-- Start Input --
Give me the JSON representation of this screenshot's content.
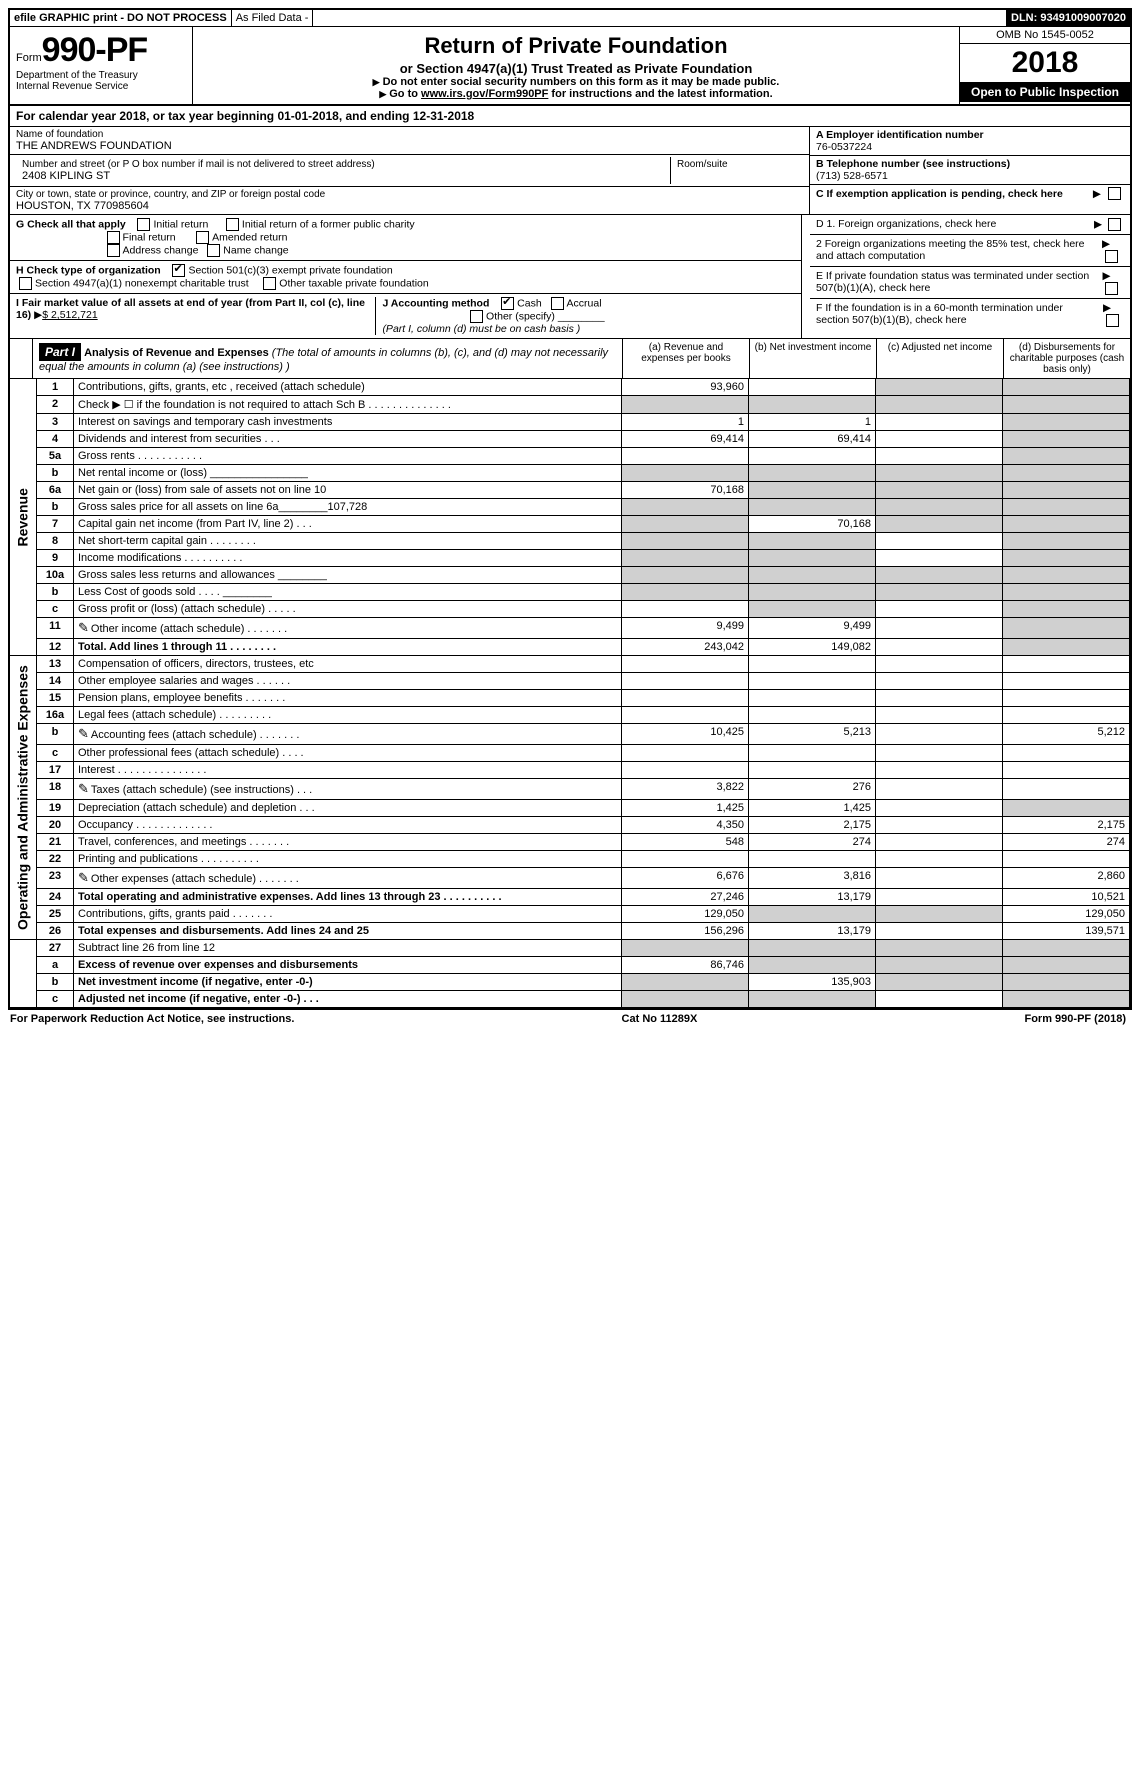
{
  "top": {
    "efile": "efile GRAPHIC print - DO NOT PROCESS",
    "asfiled": "As Filed Data -",
    "dln": "DLN: 93491009007020"
  },
  "header": {
    "form_prefix": "Form",
    "form_number": "990-PF",
    "dept": "Department of the Treasury",
    "irs": "Internal Revenue Service",
    "title": "Return of Private Foundation",
    "subtitle": "or Section 4947(a)(1) Trust Treated as Private Foundation",
    "warn1": "Do not enter social security numbers on this form as it may be made public.",
    "warn2_pre": "Go to ",
    "warn2_link": "www.irs.gov/Form990PF",
    "warn2_post": " for instructions and the latest information.",
    "omb": "OMB No 1545-0052",
    "year": "2018",
    "inspect": "Open to Public Inspection"
  },
  "cal": {
    "line_pre": "For calendar year 2018, or tax year beginning ",
    "begin": "01-01-2018",
    "mid": ", and ending ",
    "end": "12-31-2018"
  },
  "ent": {
    "name_lbl": "Name of foundation",
    "name": "THE ANDREWS FOUNDATION",
    "addr_lbl": "Number and street (or P O  box number if mail is not delivered to street address)",
    "addr": "2408 KIPLING ST",
    "room_lbl": "Room/suite",
    "city_lbl": "City or town, state or province, country, and ZIP or foreign postal code",
    "city": "HOUSTON, TX  770985604",
    "a_lbl": "A Employer identification number",
    "a_val": "76-0537224",
    "b_lbl": "B Telephone number (see instructions)",
    "b_val": "(713) 528-6571",
    "c_lbl": "C If exemption application is pending, check here"
  },
  "g": {
    "lbl": "G Check all that apply",
    "o1": "Initial return",
    "o2": "Initial return of a former public charity",
    "o3": "Final return",
    "o4": "Amended return",
    "o5": "Address change",
    "o6": "Name change"
  },
  "h": {
    "lbl": "H Check type of organization",
    "o1": "Section 501(c)(3) exempt private foundation",
    "o2": "Section 4947(a)(1) nonexempt charitable trust",
    "o3": "Other taxable private foundation"
  },
  "i": {
    "lbl": "I Fair market value of all assets at end of year (from Part II, col  (c), line 16)",
    "val": "$  2,512,721"
  },
  "j": {
    "lbl": "J Accounting method",
    "o1": "Cash",
    "o2": "Accrual",
    "o3": "Other (specify)",
    "note": "(Part I, column (d) must be on cash basis )"
  },
  "d": {
    "d1": "D 1. Foreign organizations, check here",
    "d2": "2  Foreign organizations meeting the 85% test, check here and attach computation",
    "e": "E  If private foundation status was terminated under section 507(b)(1)(A), check here",
    "f": "F  If the foundation is in a 60-month termination under section 507(b)(1)(B), check here"
  },
  "part1": {
    "tag": "Part I",
    "title": "Analysis of Revenue and Expenses",
    "note": "(The total of amounts in columns (b), (c), and (d) may not necessarily equal the amounts in column (a) (see instructions) )",
    "col_a": "(a)  Revenue and expenses per books",
    "col_b": "(b)  Net investment income",
    "col_c": "(c)  Adjusted net income",
    "col_d": "(d)  Disbursements for charitable purposes (cash basis only)",
    "rev_label": "Revenue",
    "exp_label": "Operating and Administrative Expenses"
  },
  "rows": [
    {
      "n": "1",
      "d": "Contributions, gifts, grants, etc , received (attach schedule)",
      "a": "93,960",
      "b": "",
      "c": "",
      "dd": "",
      "sec": "rev",
      "shade_c": true,
      "shade_d": true
    },
    {
      "n": "2",
      "d": "Check ▶ ☐ if the foundation is not required to attach Sch  B    .   .   .   .   .   .   .   .   .   .   .   .   .   .",
      "a": "",
      "b": "",
      "c": "",
      "dd": "",
      "sec": "rev",
      "shade_a": true,
      "shade_b": true,
      "shade_c": true,
      "shade_d": true
    },
    {
      "n": "3",
      "d": "Interest on savings and temporary cash investments",
      "a": "1",
      "b": "1",
      "c": "",
      "dd": "",
      "sec": "rev",
      "shade_d": true
    },
    {
      "n": "4",
      "d": "Dividends and interest from securities    .   .   .",
      "a": "69,414",
      "b": "69,414",
      "c": "",
      "dd": "",
      "sec": "rev",
      "shade_d": true
    },
    {
      "n": "5a",
      "d": "Gross rents    .   .   .   .   .   .   .   .   .   .   .",
      "a": "",
      "b": "",
      "c": "",
      "dd": "",
      "sec": "rev",
      "shade_d": true
    },
    {
      "n": "b",
      "d": "Net rental income or (loss)  ________________",
      "a": "",
      "b": "",
      "c": "",
      "dd": "",
      "sec": "rev",
      "shade_a": true,
      "shade_b": true,
      "shade_c": true,
      "shade_d": true
    },
    {
      "n": "6a",
      "d": "Net gain or (loss) from sale of assets not on line 10",
      "a": "70,168",
      "b": "",
      "c": "",
      "dd": "",
      "sec": "rev",
      "shade_b": true,
      "shade_c": true,
      "shade_d": true
    },
    {
      "n": "b",
      "d": "Gross sales price for all assets on line 6a________107,728",
      "a": "",
      "b": "",
      "c": "",
      "dd": "",
      "sec": "rev",
      "shade_a": true,
      "shade_b": true,
      "shade_c": true,
      "shade_d": true
    },
    {
      "n": "7",
      "d": "Capital gain net income (from Part IV, line 2)   .   .   .",
      "a": "",
      "b": "70,168",
      "c": "",
      "dd": "",
      "sec": "rev",
      "shade_a": true,
      "shade_c": true,
      "shade_d": true
    },
    {
      "n": "8",
      "d": "Net short-term capital gain   .   .   .   .   .   .   .   .",
      "a": "",
      "b": "",
      "c": "",
      "dd": "",
      "sec": "rev",
      "shade_a": true,
      "shade_b": true,
      "shade_d": true
    },
    {
      "n": "9",
      "d": "Income modifications  .   .   .   .   .   .   .   .   .   .",
      "a": "",
      "b": "",
      "c": "",
      "dd": "",
      "sec": "rev",
      "shade_a": true,
      "shade_b": true,
      "shade_d": true
    },
    {
      "n": "10a",
      "d": "Gross sales less returns and allowances ________",
      "a": "",
      "b": "",
      "c": "",
      "dd": "",
      "sec": "rev",
      "shade_a": true,
      "shade_b": true,
      "shade_c": true,
      "shade_d": true
    },
    {
      "n": "b",
      "d": "Less  Cost of goods sold   .   .   .   .  ________",
      "a": "",
      "b": "",
      "c": "",
      "dd": "",
      "sec": "rev",
      "shade_a": true,
      "shade_b": true,
      "shade_c": true,
      "shade_d": true
    },
    {
      "n": "c",
      "d": "Gross profit or (loss) (attach schedule)   .   .   .   .   .",
      "a": "",
      "b": "",
      "c": "",
      "dd": "",
      "sec": "rev",
      "shade_b": true,
      "shade_d": true
    },
    {
      "n": "11",
      "d": "Other income (attach schedule)   .   .   .   .   .   .   .",
      "a": "9,499",
      "b": "9,499",
      "c": "",
      "dd": "",
      "sec": "rev",
      "icon": true,
      "shade_d": true
    },
    {
      "n": "12",
      "d": "Total. Add lines 1 through 11   .   .   .   .   .   .   .   .",
      "a": "243,042",
      "b": "149,082",
      "c": "",
      "dd": "",
      "sec": "rev",
      "bold": true,
      "shade_d": true
    },
    {
      "n": "13",
      "d": "Compensation of officers, directors, trustees, etc",
      "a": "",
      "b": "",
      "c": "",
      "dd": "",
      "sec": "exp"
    },
    {
      "n": "14",
      "d": "Other employee salaries and wages   .   .   .   .   .   .",
      "a": "",
      "b": "",
      "c": "",
      "dd": "",
      "sec": "exp"
    },
    {
      "n": "15",
      "d": "Pension plans, employee benefits  .   .   .   .   .   .   .",
      "a": "",
      "b": "",
      "c": "",
      "dd": "",
      "sec": "exp"
    },
    {
      "n": "16a",
      "d": "Legal fees (attach schedule)  .   .   .   .   .   .   .   .   .",
      "a": "",
      "b": "",
      "c": "",
      "dd": "",
      "sec": "exp"
    },
    {
      "n": "b",
      "d": "Accounting fees (attach schedule)  .   .   .   .   .   .   .",
      "a": "10,425",
      "b": "5,213",
      "c": "",
      "dd": "5,212",
      "sec": "exp",
      "icon": true
    },
    {
      "n": "c",
      "d": "Other professional fees (attach schedule)   .   .   .   .",
      "a": "",
      "b": "",
      "c": "",
      "dd": "",
      "sec": "exp"
    },
    {
      "n": "17",
      "d": "Interest   .   .   .   .   .   .   .   .   .   .   .   .   .   .   .",
      "a": "",
      "b": "",
      "c": "",
      "dd": "",
      "sec": "exp"
    },
    {
      "n": "18",
      "d": "Taxes (attach schedule) (see instructions)    .   .   .",
      "a": "3,822",
      "b": "276",
      "c": "",
      "dd": "",
      "sec": "exp",
      "icon": true
    },
    {
      "n": "19",
      "d": "Depreciation (attach schedule) and depletion   .   .   .",
      "a": "1,425",
      "b": "1,425",
      "c": "",
      "dd": "",
      "sec": "exp",
      "shade_d": true
    },
    {
      "n": "20",
      "d": "Occupancy   .   .   .   .   .   .   .   .   .   .   .   .   .",
      "a": "4,350",
      "b": "2,175",
      "c": "",
      "dd": "2,175",
      "sec": "exp"
    },
    {
      "n": "21",
      "d": "Travel, conferences, and meetings  .   .   .   .   .   .   .",
      "a": "548",
      "b": "274",
      "c": "",
      "dd": "274",
      "sec": "exp"
    },
    {
      "n": "22",
      "d": "Printing and publications  .   .   .   .   .   .   .   .   .   .",
      "a": "",
      "b": "",
      "c": "",
      "dd": "",
      "sec": "exp"
    },
    {
      "n": "23",
      "d": "Other expenses (attach schedule)  .   .   .   .   .   .   .",
      "a": "6,676",
      "b": "3,816",
      "c": "",
      "dd": "2,860",
      "sec": "exp",
      "icon": true
    },
    {
      "n": "24",
      "d": "Total operating and administrative expenses. Add lines 13 through 23   .   .   .   .   .   .   .   .   .   .",
      "a": "27,246",
      "b": "13,179",
      "c": "",
      "dd": "10,521",
      "sec": "exp",
      "bold": true
    },
    {
      "n": "25",
      "d": "Contributions, gifts, grants paid   .   .   .   .   .   .   .",
      "a": "129,050",
      "b": "",
      "c": "",
      "dd": "129,050",
      "sec": "exp",
      "shade_b": true,
      "shade_c": true
    },
    {
      "n": "26",
      "d": "Total expenses and disbursements. Add lines 24 and 25",
      "a": "156,296",
      "b": "13,179",
      "c": "",
      "dd": "139,571",
      "sec": "exp",
      "bold": true
    },
    {
      "n": "27",
      "d": "Subtract line 26 from line 12",
      "a": "",
      "b": "",
      "c": "",
      "dd": "",
      "sec": "net",
      "shade_a": true,
      "shade_b": true,
      "shade_c": true,
      "shade_d": true
    },
    {
      "n": "a",
      "d": "Excess of revenue over expenses and disbursements",
      "a": "86,746",
      "b": "",
      "c": "",
      "dd": "",
      "sec": "net",
      "bold": true,
      "shade_b": true,
      "shade_c": true,
      "shade_d": true
    },
    {
      "n": "b",
      "d": "Net investment income (if negative, enter -0-)",
      "a": "",
      "b": "135,903",
      "c": "",
      "dd": "",
      "sec": "net",
      "bold": true,
      "shade_a": true,
      "shade_c": true,
      "shade_d": true
    },
    {
      "n": "c",
      "d": "Adjusted net income (if negative, enter -0-)   .   .   .",
      "a": "",
      "b": "",
      "c": "",
      "dd": "",
      "sec": "net",
      "bold": true,
      "shade_a": true,
      "shade_b": true,
      "shade_d": true
    }
  ],
  "footer": {
    "left": "For Paperwork Reduction Act Notice, see instructions.",
    "mid": "Cat  No  11289X",
    "right": "Form 990-PF (2018)"
  }
}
-- End Input --
▶ [Objective]: Return each line where "Accounting" shows up.

▶ [The reply]:
    "lbl": "J Accounting method",
      "d": "Accounting fees (attach schedule)  .   .   .   .   .   .   .",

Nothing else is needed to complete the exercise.